Your task is to output the listing word for word, with pictures excluded.

--- start of DATASET EXCERPTS ---

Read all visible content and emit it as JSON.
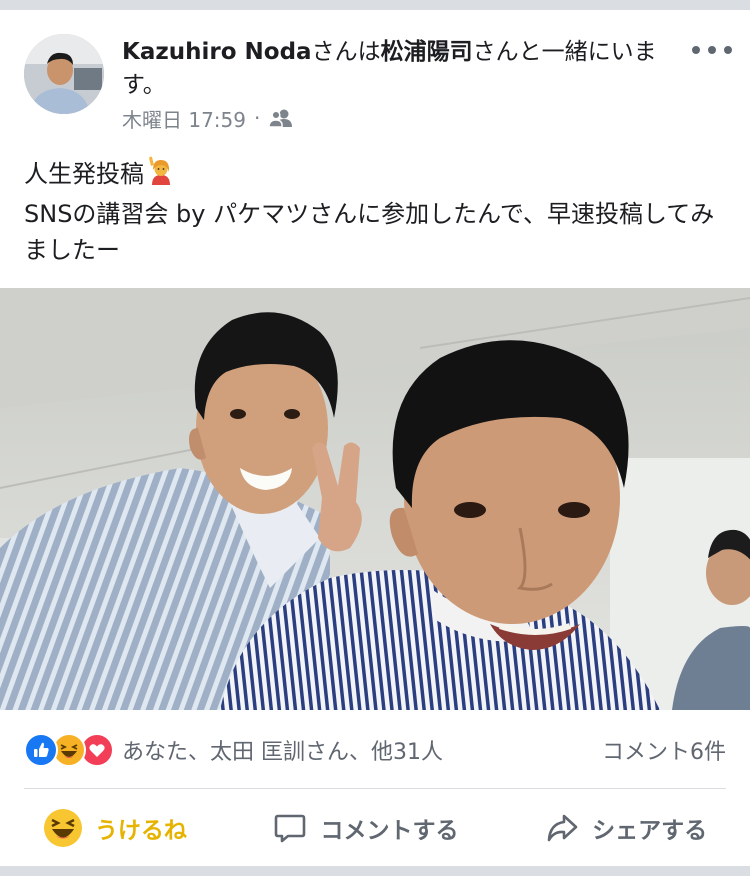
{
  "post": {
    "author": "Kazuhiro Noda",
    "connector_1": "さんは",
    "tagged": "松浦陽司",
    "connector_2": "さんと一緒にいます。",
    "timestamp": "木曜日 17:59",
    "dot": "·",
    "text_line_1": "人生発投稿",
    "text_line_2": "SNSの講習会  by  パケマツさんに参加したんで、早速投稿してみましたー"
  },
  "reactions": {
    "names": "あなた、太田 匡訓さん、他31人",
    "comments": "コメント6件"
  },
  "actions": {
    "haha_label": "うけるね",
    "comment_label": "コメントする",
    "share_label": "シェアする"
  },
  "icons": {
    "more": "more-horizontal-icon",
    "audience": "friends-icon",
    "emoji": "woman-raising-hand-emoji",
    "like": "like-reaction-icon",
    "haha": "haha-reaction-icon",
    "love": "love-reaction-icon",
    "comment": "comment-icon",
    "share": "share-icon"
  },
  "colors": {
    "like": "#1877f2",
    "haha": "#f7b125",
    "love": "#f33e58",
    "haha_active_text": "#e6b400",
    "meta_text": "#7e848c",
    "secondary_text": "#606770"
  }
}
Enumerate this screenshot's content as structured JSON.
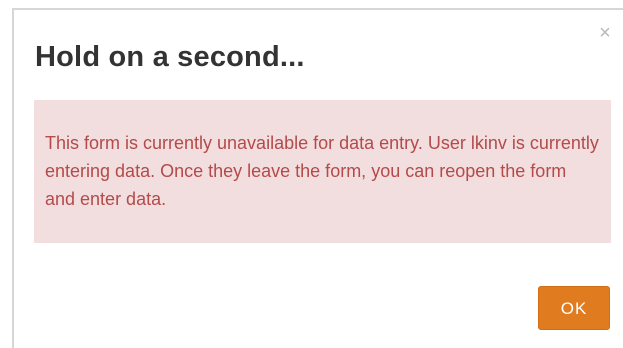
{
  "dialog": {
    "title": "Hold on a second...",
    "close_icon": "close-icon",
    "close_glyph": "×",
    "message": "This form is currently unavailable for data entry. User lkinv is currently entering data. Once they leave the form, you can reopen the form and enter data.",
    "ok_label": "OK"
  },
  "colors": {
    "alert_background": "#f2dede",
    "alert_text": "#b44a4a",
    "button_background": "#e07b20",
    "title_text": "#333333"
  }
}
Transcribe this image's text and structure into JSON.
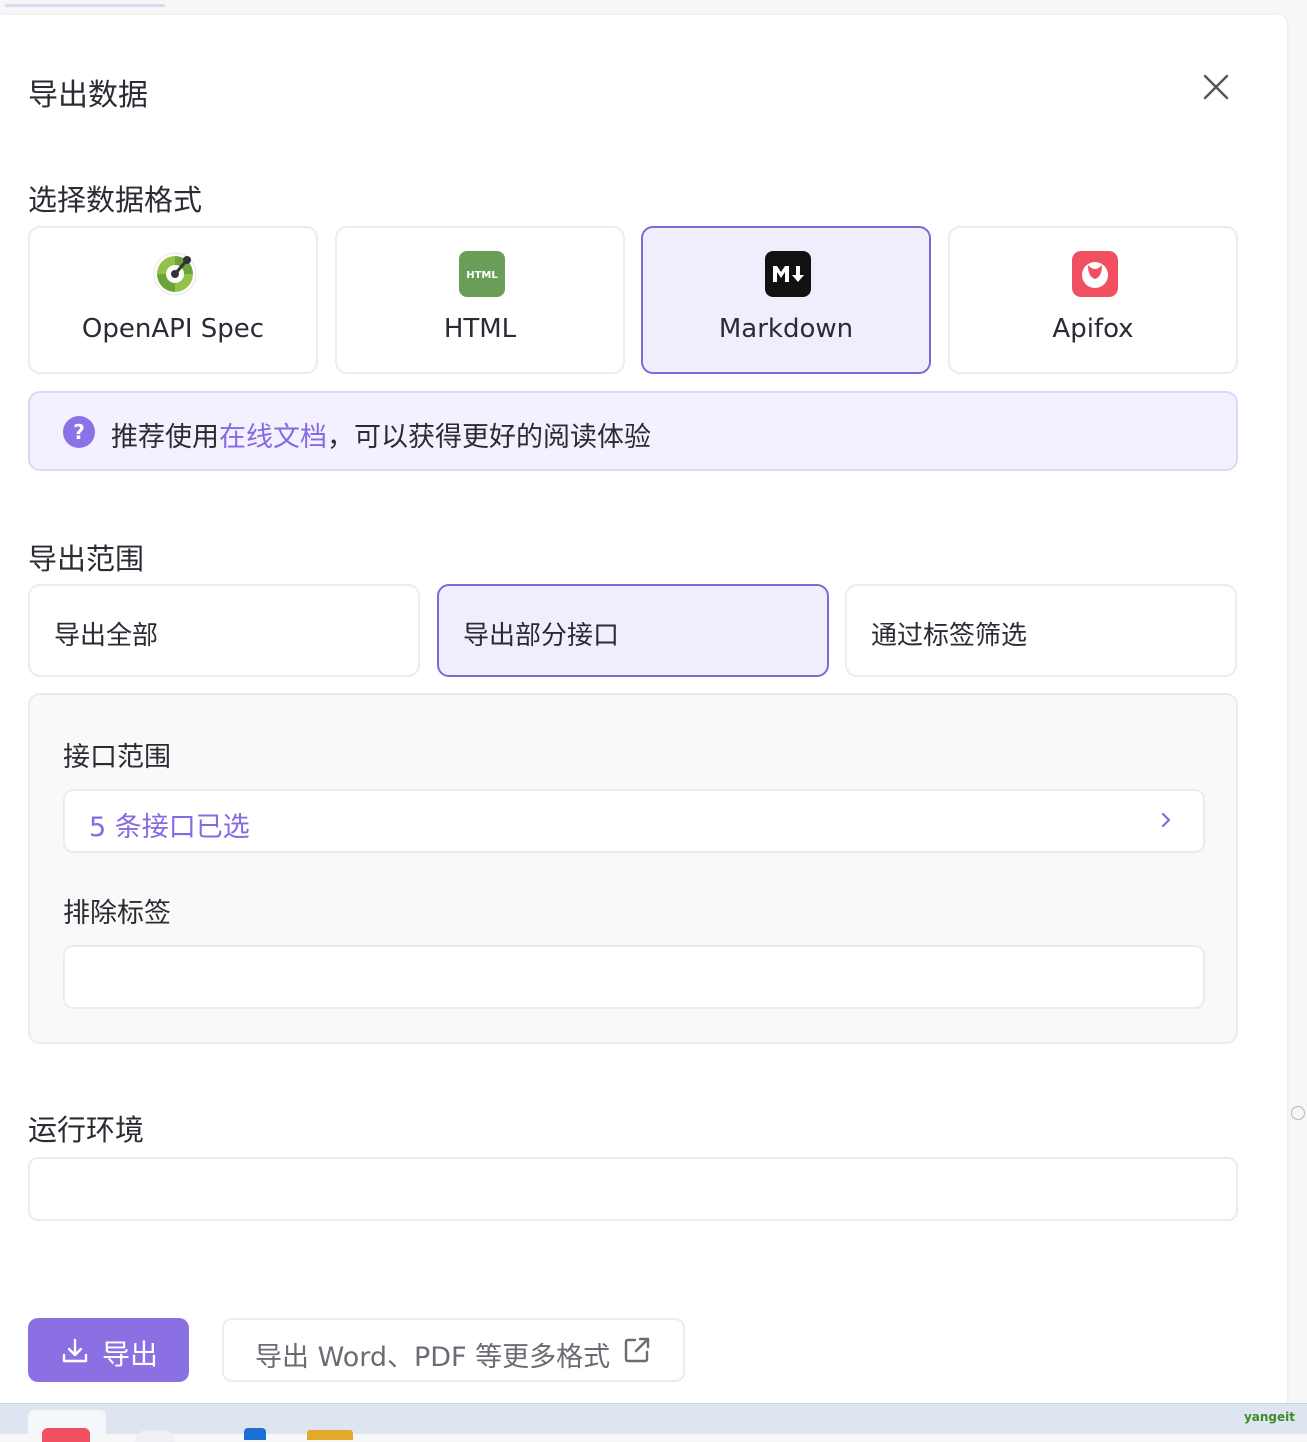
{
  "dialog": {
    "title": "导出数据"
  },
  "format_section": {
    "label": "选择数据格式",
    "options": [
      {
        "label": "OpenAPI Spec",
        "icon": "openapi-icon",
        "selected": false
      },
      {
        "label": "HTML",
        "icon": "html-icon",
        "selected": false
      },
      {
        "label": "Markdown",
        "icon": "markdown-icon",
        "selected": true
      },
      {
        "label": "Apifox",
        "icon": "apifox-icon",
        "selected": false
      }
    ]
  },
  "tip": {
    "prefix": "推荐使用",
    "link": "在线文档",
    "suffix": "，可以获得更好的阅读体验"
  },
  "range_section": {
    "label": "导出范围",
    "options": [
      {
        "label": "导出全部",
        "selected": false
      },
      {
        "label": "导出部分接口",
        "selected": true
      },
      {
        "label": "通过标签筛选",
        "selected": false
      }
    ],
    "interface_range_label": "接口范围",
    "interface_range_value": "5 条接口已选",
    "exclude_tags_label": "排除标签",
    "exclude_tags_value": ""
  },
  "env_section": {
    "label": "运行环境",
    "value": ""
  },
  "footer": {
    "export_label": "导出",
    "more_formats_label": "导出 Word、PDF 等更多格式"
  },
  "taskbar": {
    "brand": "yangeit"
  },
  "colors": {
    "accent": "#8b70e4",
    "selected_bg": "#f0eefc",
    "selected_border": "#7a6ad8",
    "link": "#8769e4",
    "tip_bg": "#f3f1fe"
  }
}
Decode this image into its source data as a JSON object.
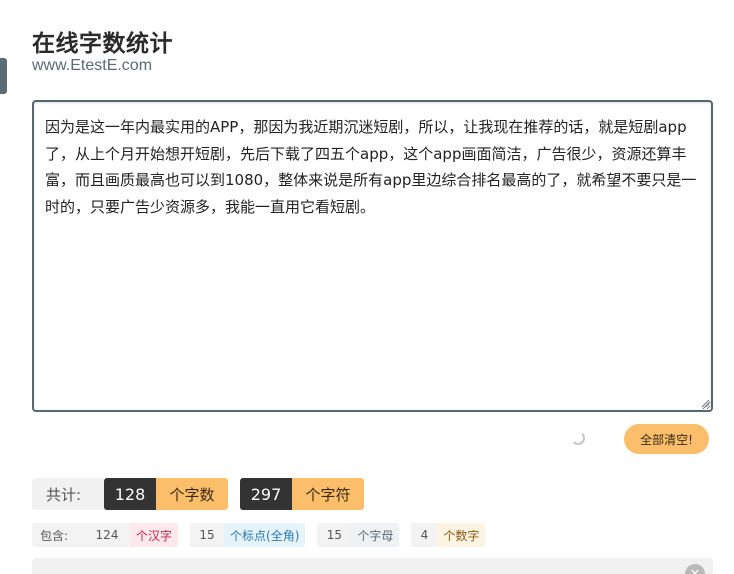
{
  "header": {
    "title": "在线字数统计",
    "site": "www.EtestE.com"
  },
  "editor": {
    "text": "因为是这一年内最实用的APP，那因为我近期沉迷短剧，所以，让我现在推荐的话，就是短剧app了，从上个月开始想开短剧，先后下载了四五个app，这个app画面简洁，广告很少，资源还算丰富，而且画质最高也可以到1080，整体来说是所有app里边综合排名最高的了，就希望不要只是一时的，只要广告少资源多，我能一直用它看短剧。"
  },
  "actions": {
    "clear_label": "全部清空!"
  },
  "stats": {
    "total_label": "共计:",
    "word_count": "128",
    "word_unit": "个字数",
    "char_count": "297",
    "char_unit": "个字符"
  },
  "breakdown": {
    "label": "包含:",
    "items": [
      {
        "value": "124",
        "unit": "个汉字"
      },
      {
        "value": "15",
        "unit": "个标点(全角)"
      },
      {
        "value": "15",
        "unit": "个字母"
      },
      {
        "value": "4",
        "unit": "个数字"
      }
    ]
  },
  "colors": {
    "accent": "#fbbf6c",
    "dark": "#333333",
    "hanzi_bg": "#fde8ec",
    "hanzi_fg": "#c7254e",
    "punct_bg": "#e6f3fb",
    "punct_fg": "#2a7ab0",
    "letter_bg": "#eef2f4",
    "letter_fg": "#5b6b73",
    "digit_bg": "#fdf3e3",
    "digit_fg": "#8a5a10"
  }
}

--- end of DATASET EXCERPTS ---

> [WRITTEN SOLUTION]
Read all visible content and emit it as JSON.
{
  "post": {
    "author": "Kazuhiro Noda",
    "connector_1": "さんは",
    "tagged": "松浦陽司",
    "connector_2": "さんと一緒にいます。",
    "timestamp": "木曜日 17:59",
    "dot": "·",
    "text_line_1": "人生発投稿",
    "text_line_2": "SNSの講習会  by  パケマツさんに参加したんで、早速投稿してみましたー"
  },
  "reactions": {
    "names": "あなた、太田 匡訓さん、他31人",
    "comments": "コメント6件"
  },
  "actions": {
    "haha_label": "うけるね",
    "comment_label": "コメントする",
    "share_label": "シェアする"
  },
  "icons": {
    "more": "more-horizontal-icon",
    "audience": "friends-icon",
    "emoji": "woman-raising-hand-emoji",
    "like": "like-reaction-icon",
    "haha": "haha-reaction-icon",
    "love": "love-reaction-icon",
    "comment": "comment-icon",
    "share": "share-icon"
  },
  "colors": {
    "like": "#1877f2",
    "haha": "#f7b125",
    "love": "#f33e58",
    "haha_active_text": "#e6b400",
    "meta_text": "#7e848c",
    "secondary_text": "#606770"
  }
}
Enumerate this screenshot's content as structured JSON.
{
  "dialog": {
    "title": "Hold on a second...",
    "close_icon": "close-icon",
    "close_glyph": "×",
    "message": "This form is currently unavailable for data entry. User lkinv is currently entering data. Once they leave the form, you can reopen the form and enter data.",
    "ok_label": "OK"
  },
  "colors": {
    "alert_background": "#f2dede",
    "alert_text": "#b44a4a",
    "button_background": "#e07b20",
    "title_text": "#333333"
  }
}
Transcribe this image's text and structure into JSON.
{
  "dialog": {
    "title": "导出数据"
  },
  "format_section": {
    "label": "选择数据格式",
    "options": [
      {
        "label": "OpenAPI Spec",
        "icon": "openapi-icon",
        "selected": false
      },
      {
        "label": "HTML",
        "icon": "html-icon",
        "selected": false
      },
      {
        "label": "Markdown",
        "icon": "markdown-icon",
        "selected": true
      },
      {
        "label": "Apifox",
        "icon": "apifox-icon",
        "selected": false
      }
    ]
  },
  "tip": {
    "prefix": "推荐使用",
    "link": "在线文档",
    "suffix": "，可以获得更好的阅读体验"
  },
  "range_section": {
    "label": "导出范围",
    "options": [
      {
        "label": "导出全部",
        "selected": false
      },
      {
        "label": "导出部分接口",
        "selected": true
      },
      {
        "label": "通过标签筛选",
        "selected": false
      }
    ],
    "interface_range_label": "接口范围",
    "interface_range_value": "5 条接口已选",
    "exclude_tags_label": "排除标签",
    "exclude_tags_value": ""
  },
  "env_section": {
    "label": "运行环境",
    "value": ""
  },
  "footer": {
    "export_label": "导出",
    "more_formats_label": "导出 Word、PDF 等更多格式"
  },
  "taskbar": {
    "brand": "yangeit"
  },
  "colors": {
    "accent": "#8b70e4",
    "selected_bg": "#f0eefc",
    "selected_border": "#7a6ad8",
    "link": "#8769e4",
    "tip_bg": "#f3f1fe"
  }
}
Decode this image into its source data as a JSON object.
{
  "header": {
    "title": "在线字数统计",
    "site": "www.EtestE.com"
  },
  "editor": {
    "text": "因为是这一年内最实用的APP，那因为我近期沉迷短剧，所以，让我现在推荐的话，就是短剧app了，从上个月开始想开短剧，先后下载了四五个app，这个app画面简洁，广告很少，资源还算丰富，而且画质最高也可以到1080，整体来说是所有app里边综合排名最高的了，就希望不要只是一时的，只要广告少资源多，我能一直用它看短剧。"
  },
  "actions": {
    "clear_label": "全部清空!"
  },
  "stats": {
    "total_label": "共计:",
    "word_count": "128",
    "word_unit": "个字数",
    "char_count": "297",
    "char_unit": "个字符"
  },
  "breakdown": {
    "label": "包含:",
    "items": [
      {
        "value": "124",
        "unit": "个汉字"
      },
      {
        "value": "15",
        "unit": "个标点(全角)"
      },
      {
        "value": "15",
        "unit": "个字母"
      },
      {
        "value": "4",
        "unit": "个数字"
      }
    ]
  },
  "colors": {
    "accent": "#fbbf6c",
    "dark": "#333333",
    "hanzi_bg": "#fde8ec",
    "hanzi_fg": "#c7254e",
    "punct_bg": "#e6f3fb",
    "punct_fg": "#2a7ab0",
    "letter_bg": "#eef2f4",
    "letter_fg": "#5b6b73",
    "digit_bg": "#fdf3e3",
    "digit_fg": "#8a5a10"
  }
}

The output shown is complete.